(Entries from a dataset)
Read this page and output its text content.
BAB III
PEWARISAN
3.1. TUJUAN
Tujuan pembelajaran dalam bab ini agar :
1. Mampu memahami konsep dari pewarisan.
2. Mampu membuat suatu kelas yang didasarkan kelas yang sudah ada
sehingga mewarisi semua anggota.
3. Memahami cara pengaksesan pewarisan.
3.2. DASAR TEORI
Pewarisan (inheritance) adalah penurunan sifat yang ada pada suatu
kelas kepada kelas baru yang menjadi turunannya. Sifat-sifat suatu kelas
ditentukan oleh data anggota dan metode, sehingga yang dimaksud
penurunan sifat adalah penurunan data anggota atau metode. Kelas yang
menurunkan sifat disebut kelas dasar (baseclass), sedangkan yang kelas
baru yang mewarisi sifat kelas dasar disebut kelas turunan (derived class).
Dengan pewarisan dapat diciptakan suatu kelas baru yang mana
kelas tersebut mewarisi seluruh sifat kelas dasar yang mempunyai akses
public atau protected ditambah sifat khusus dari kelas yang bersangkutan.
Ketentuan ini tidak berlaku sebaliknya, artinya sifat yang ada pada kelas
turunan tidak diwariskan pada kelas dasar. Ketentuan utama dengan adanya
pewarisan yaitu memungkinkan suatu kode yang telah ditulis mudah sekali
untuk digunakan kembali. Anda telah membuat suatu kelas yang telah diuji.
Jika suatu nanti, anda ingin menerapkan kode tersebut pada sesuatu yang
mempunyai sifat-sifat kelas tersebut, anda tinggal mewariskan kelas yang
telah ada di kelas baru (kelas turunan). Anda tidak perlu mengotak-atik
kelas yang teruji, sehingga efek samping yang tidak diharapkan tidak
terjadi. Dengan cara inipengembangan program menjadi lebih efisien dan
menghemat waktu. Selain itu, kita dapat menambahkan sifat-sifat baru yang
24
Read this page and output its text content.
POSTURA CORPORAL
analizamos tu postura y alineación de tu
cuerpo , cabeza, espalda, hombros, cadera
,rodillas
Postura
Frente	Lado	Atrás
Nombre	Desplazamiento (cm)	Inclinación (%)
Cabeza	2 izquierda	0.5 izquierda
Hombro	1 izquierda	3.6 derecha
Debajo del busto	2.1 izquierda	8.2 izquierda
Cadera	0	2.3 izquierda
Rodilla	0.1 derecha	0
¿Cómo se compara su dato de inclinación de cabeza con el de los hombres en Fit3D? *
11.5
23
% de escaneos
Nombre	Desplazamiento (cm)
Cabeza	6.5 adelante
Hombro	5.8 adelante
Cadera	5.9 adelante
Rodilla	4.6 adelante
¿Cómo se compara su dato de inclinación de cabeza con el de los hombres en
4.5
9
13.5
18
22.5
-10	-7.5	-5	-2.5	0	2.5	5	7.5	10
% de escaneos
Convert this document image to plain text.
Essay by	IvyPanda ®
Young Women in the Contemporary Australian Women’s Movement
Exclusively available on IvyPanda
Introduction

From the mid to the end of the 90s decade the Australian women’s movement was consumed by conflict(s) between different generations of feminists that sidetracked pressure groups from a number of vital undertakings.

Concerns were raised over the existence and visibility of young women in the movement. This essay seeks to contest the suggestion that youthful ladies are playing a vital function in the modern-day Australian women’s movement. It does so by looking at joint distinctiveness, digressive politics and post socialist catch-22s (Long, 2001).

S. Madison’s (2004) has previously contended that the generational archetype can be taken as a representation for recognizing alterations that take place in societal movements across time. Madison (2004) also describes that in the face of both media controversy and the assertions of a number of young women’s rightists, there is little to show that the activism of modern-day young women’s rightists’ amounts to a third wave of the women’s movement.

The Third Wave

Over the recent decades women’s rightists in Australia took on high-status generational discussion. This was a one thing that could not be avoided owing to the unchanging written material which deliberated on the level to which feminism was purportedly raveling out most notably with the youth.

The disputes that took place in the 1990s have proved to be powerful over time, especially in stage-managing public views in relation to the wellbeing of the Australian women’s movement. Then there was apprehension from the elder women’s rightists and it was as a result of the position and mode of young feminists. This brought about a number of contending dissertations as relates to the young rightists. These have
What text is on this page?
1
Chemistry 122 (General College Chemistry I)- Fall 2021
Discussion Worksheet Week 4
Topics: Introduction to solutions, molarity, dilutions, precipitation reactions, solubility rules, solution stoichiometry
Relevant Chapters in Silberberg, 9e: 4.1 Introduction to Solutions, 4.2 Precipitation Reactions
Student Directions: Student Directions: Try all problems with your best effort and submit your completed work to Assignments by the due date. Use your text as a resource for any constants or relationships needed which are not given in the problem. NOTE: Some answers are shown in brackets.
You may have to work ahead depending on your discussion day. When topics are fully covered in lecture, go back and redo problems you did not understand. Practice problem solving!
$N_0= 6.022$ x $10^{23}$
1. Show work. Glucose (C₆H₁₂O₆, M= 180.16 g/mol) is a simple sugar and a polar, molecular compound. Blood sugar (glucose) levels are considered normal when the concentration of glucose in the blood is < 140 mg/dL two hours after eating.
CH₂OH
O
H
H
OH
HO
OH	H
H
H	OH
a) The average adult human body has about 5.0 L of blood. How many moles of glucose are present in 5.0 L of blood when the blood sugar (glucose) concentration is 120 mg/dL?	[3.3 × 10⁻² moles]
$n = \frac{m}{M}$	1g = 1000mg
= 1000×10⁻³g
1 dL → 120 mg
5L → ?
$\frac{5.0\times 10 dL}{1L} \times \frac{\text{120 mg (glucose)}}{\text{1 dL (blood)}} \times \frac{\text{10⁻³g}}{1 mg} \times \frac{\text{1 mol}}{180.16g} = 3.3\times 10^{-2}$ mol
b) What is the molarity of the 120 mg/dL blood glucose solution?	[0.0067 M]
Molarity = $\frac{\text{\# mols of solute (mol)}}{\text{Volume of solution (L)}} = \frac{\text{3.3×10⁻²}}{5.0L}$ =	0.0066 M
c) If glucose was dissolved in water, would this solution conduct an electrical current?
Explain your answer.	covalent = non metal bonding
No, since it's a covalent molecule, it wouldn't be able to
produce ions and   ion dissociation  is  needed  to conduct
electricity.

Challenge » Using the records above, select and copy every line that has the word "adelante".

Exercise result »
Cabeza	6.5 adelante
Hombro	5.8 adelante
Cadera	5.9 adelante
Rodilla	4.6 adelante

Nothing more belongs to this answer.